• TO DO: Go through the material and write it all out exactly, minus the pictures.

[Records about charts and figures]
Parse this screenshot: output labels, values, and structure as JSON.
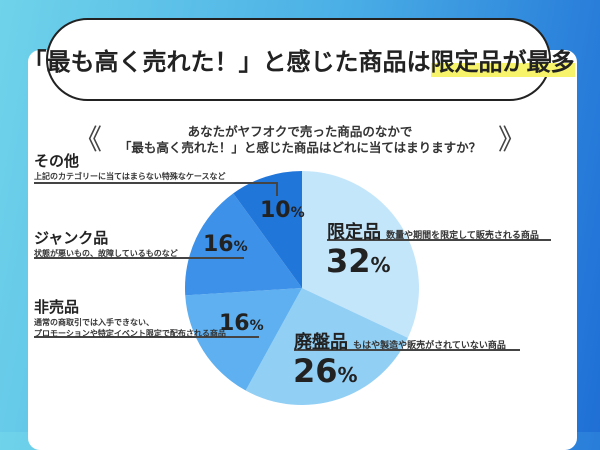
{
  "title": {
    "pre": "「最も高く売れた！」と感じた商品は",
    "highlight": "限定品が最多"
  },
  "question": {
    "line1": "あなたがヤフオクで売った商品のなかで",
    "line2": "「最も高く売れた！」と感じた商品はどれに当てはまりますか？",
    "left_mark": "《",
    "right_mark": "》"
  },
  "chart_data": {
    "type": "pie",
    "start": "12 o'clock",
    "direction": "clockwise",
    "slices": [
      {
        "label": "限定品",
        "desc": "数量や期間を限定して販売される商品",
        "value": 32,
        "pct": "32",
        "color": "#c4e6fb"
      },
      {
        "label": "廃盤品",
        "desc": "もはや製造や販売がされていない商品",
        "value": 26,
        "pct": "26",
        "color": "#92cff5"
      },
      {
        "label": "非売品",
        "desc": "通常の商取引では入手できない、",
        "desc2": "プロモーションや特定イベント限定で配布される商品",
        "value": 16,
        "pct": "16",
        "color": "#5eb0f0"
      },
      {
        "label": "ジャンク品",
        "desc": "状態が悪いもの、故障しているものなど",
        "value": 16,
        "pct": "16",
        "color": "#3d91e8"
      },
      {
        "label": "その他",
        "desc": "上記のカテゴリーに当てはまらない特殊なケースなど",
        "value": 10,
        "pct": "10",
        "color": "#2176da"
      }
    ],
    "unit": "%"
  }
}
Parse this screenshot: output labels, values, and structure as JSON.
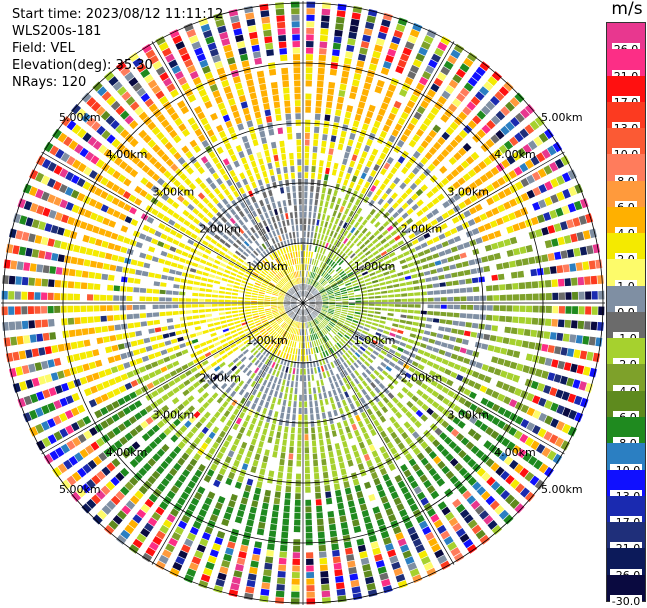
{
  "info": {
    "start_time": "Start time: 2023/08/12 11:11:12",
    "station": "WLS200s-181",
    "field": "Field: VEL",
    "elevation": "Elevation(deg): 35.30",
    "nrays": "NRays: 120"
  },
  "colorbar": {
    "title": "m/s",
    "bands": [
      {
        "label": "26.0",
        "color": "#e8378f"
      },
      {
        "label": "21.0",
        "color": "#fc2e86"
      },
      {
        "label": "17.0",
        "color": "#ff1010"
      },
      {
        "label": "13.0",
        "color": "#fc3a20"
      },
      {
        "label": "10.0",
        "color": "#fb5a34"
      },
      {
        "label": "8.0",
        "color": "#ff7c5c"
      },
      {
        "label": "6.0",
        "color": "#ff9a3c"
      },
      {
        "label": "4.0",
        "color": "#ffb000"
      },
      {
        "label": "2.0",
        "color": "#f4ea00"
      },
      {
        "label": "1.0",
        "color": "#fdfb6a"
      },
      {
        "label": "0.0",
        "color": "#7f8fa3"
      },
      {
        "label": "-1.0",
        "color": "#6b6b6b"
      },
      {
        "label": "-2.0",
        "color": "#a6d12e"
      },
      {
        "label": "-4.0",
        "color": "#7ea12a"
      },
      {
        "label": "-6.0",
        "color": "#5e8a1e"
      },
      {
        "label": "-8.0",
        "color": "#1f8a1f"
      },
      {
        "label": "-10.0",
        "color": "#2b7fc2"
      },
      {
        "label": "-13.0",
        "color": "#1010ff"
      },
      {
        "label": "-17.0",
        "color": "#1a2ab0"
      },
      {
        "label": "-21.0",
        "color": "#1f2f7a"
      },
      {
        "label": "-26.0",
        "color": "#0c1a5a"
      },
      {
        "label": "-30.0",
        "color": "#0a0a40"
      }
    ]
  },
  "chart_data": {
    "type": "heatmap",
    "title": "",
    "nrays": 120,
    "range_ring_labels": [
      "1.00km",
      "2.00km",
      "3.00km",
      "4.00km",
      "5.00km"
    ]
  }
}
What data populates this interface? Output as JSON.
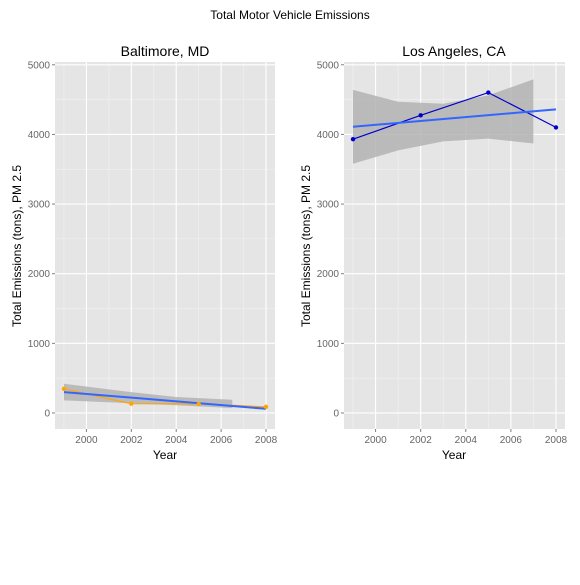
{
  "chart_data": {
    "title": "Total Motor Vehicle Emissions",
    "type": "line",
    "colors": {
      "panel_bg": "#e5e5e5",
      "grid": "#ffffff",
      "ci_band": "#b3b3b3",
      "trend": "#3366ff",
      "baltimore_series": "#ffa500",
      "la_series": "#0000cc"
    },
    "facets": [
      {
        "title": "Baltimore, MD",
        "xlabel": "Year",
        "ylabel": "Total Emissions (tons), PM 2.5",
        "xlim": [
          1998.6,
          2008.4
        ],
        "ylim": [
          -230,
          5040
        ],
        "xticks": [
          2000,
          2002,
          2004,
          2006,
          2008
        ],
        "yticks": [
          0,
          1000,
          2000,
          3000,
          4000,
          5000
        ],
        "series": {
          "x": [
            1999,
            2002,
            2005,
            2008
          ],
          "y": [
            347,
            134,
            130,
            88
          ]
        },
        "trend": {
          "x": [
            1999,
            2008
          ],
          "y": [
            300,
            60
          ]
        },
        "band": {
          "x": [
            1999,
            2002,
            2004,
            2006.5
          ],
          "upper": [
            420,
            300,
            230,
            190
          ],
          "lower": [
            180,
            140,
            110,
            70
          ]
        }
      },
      {
        "title": "Los Angeles, CA",
        "xlabel": "Year",
        "ylabel": "Total Emissions (tons), PM 2.5",
        "xlim": [
          1998.6,
          2008.4
        ],
        "ylim": [
          -230,
          5040
        ],
        "xticks": [
          2000,
          2002,
          2004,
          2006,
          2008
        ],
        "yticks": [
          0,
          1000,
          2000,
          3000,
          4000,
          5000
        ],
        "series": {
          "x": [
            1999,
            2002,
            2005,
            2008
          ],
          "y": [
            3931,
            4274,
            4601,
            4101
          ]
        },
        "trend": {
          "x": [
            1999,
            2008
          ],
          "y": [
            4110,
            4360
          ]
        },
        "band": {
          "x": [
            1999,
            2001,
            2003,
            2005,
            2007
          ],
          "upper": [
            4640,
            4470,
            4440,
            4560,
            4790
          ],
          "lower": [
            3580,
            3770,
            3900,
            3940,
            3870
          ]
        }
      }
    ]
  }
}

• RESULT FOR THIS TASK:
Parse this screenshot: output labels, values, and structure as JSON.
{
  "title": {
    "pre": "「最も高く売れた！」と感じた商品は",
    "highlight": "限定品が最多"
  },
  "question": {
    "line1": "あなたがヤフオクで売った商品のなかで",
    "line2": "「最も高く売れた！」と感じた商品はどれに当てはまりますか？",
    "left_mark": "《",
    "right_mark": "》"
  },
  "chart_data": {
    "type": "pie",
    "start": "12 o'clock",
    "direction": "clockwise",
    "slices": [
      {
        "label": "限定品",
        "desc": "数量や期間を限定して販売される商品",
        "value": 32,
        "pct": "32",
        "color": "#c4e6fb"
      },
      {
        "label": "廃盤品",
        "desc": "もはや製造や販売がされていない商品",
        "value": 26,
        "pct": "26",
        "color": "#92cff5"
      },
      {
        "label": "非売品",
        "desc": "通常の商取引では入手できない、",
        "desc2": "プロモーションや特定イベント限定で配布される商品",
        "value": 16,
        "pct": "16",
        "color": "#5eb0f0"
      },
      {
        "label": "ジャンク品",
        "desc": "状態が悪いもの、故障しているものなど",
        "value": 16,
        "pct": "16",
        "color": "#3d91e8"
      },
      {
        "label": "その他",
        "desc": "上記のカテゴリーに当てはまらない特殊なケースなど",
        "value": 10,
        "pct": "10",
        "color": "#2176da"
      }
    ],
    "unit": "%"
  }
}
Parse this screenshot: output labels, values, and structure as JSON.
{
  "info": {
    "start_time": "Start time: 2023/08/12 11:11:12",
    "station": "WLS200s-181",
    "field": "Field: VEL",
    "elevation": "Elevation(deg): 35.30",
    "nrays": "NRays: 120"
  },
  "colorbar": {
    "title": "m/s",
    "bands": [
      {
        "label": "26.0",
        "color": "#e8378f"
      },
      {
        "label": "21.0",
        "color": "#fc2e86"
      },
      {
        "label": "17.0",
        "color": "#ff1010"
      },
      {
        "label": "13.0",
        "color": "#fc3a20"
      },
      {
        "label": "10.0",
        "color": "#fb5a34"
      },
      {
        "label": "8.0",
        "color": "#ff7c5c"
      },
      {
        "label": "6.0",
        "color": "#ff9a3c"
      },
      {
        "label": "4.0",
        "color": "#ffb000"
      },
      {
        "label": "2.0",
        "color": "#f4ea00"
      },
      {
        "label": "1.0",
        "color": "#fdfb6a"
      },
      {
        "label": "0.0",
        "color": "#7f8fa3"
      },
      {
        "label": "-1.0",
        "color": "#6b6b6b"
      },
      {
        "label": "-2.0",
        "color": "#a6d12e"
      },
      {
        "label": "-4.0",
        "color": "#7ea12a"
      },
      {
        "label": "-6.0",
        "color": "#5e8a1e"
      },
      {
        "label": "-8.0",
        "color": "#1f8a1f"
      },
      {
        "label": "-10.0",
        "color": "#2b7fc2"
      },
      {
        "label": "-13.0",
        "color": "#1010ff"
      },
      {
        "label": "-17.0",
        "color": "#1a2ab0"
      },
      {
        "label": "-21.0",
        "color": "#1f2f7a"
      },
      {
        "label": "-26.0",
        "color": "#0c1a5a"
      },
      {
        "label": "-30.0",
        "color": "#0a0a40"
      }
    ]
  },
  "chart_data": {
    "type": "heatmap",
    "title": "",
    "nrays": 120,
    "range_ring_labels": [
      "1.00km",
      "2.00km",
      "3.00km",
      "4.00km",
      "5.00km"
    ]
  }
}
What data populates this interface? Output as JSON.
{
  "chart_data": {
    "title": "Total Motor Vehicle Emissions",
    "type": "line",
    "colors": {
      "panel_bg": "#e5e5e5",
      "grid": "#ffffff",
      "ci_band": "#b3b3b3",
      "trend": "#3366ff",
      "baltimore_series": "#ffa500",
      "la_series": "#0000cc"
    },
    "facets": [
      {
        "title": "Baltimore, MD",
        "xlabel": "Year",
        "ylabel": "Total Emissions (tons), PM 2.5",
        "xlim": [
          1998.6,
          2008.4
        ],
        "ylim": [
          -230,
          5040
        ],
        "xticks": [
          2000,
          2002,
          2004,
          2006,
          2008
        ],
        "yticks": [
          0,
          1000,
          2000,
          3000,
          4000,
          5000
        ],
        "series": {
          "x": [
            1999,
            2002,
            2005,
            2008
          ],
          "y": [
            347,
            134,
            130,
            88
          ]
        },
        "trend": {
          "x": [
            1999,
            2008
          ],
          "y": [
            300,
            60
          ]
        },
        "band": {
          "x": [
            1999,
            2002,
            2004,
            2006.5
          ],
          "upper": [
            420,
            300,
            230,
            190
          ],
          "lower": [
            180,
            140,
            110,
            70
          ]
        }
      },
      {
        "title": "Los Angeles, CA",
        "xlabel": "Year",
        "ylabel": "Total Emissions (tons), PM 2.5",
        "xlim": [
          1998.6,
          2008.4
        ],
        "ylim": [
          -230,
          5040
        ],
        "xticks": [
          2000,
          2002,
          2004,
          2006,
          2008
        ],
        "yticks": [
          0,
          1000,
          2000,
          3000,
          4000,
          5000
        ],
        "series": {
          "x": [
            1999,
            2002,
            2005,
            2008
          ],
          "y": [
            3931,
            4274,
            4601,
            4101
          ]
        },
        "trend": {
          "x": [
            1999,
            2008
          ],
          "y": [
            4110,
            4360
          ]
        },
        "band": {
          "x": [
            1999,
            2001,
            2003,
            2005,
            2007
          ],
          "upper": [
            4640,
            4470,
            4440,
            4560,
            4790
          ],
          "lower": [
            3580,
            3770,
            3900,
            3940,
            3870
          ]
        }
      }
    ]
  }
}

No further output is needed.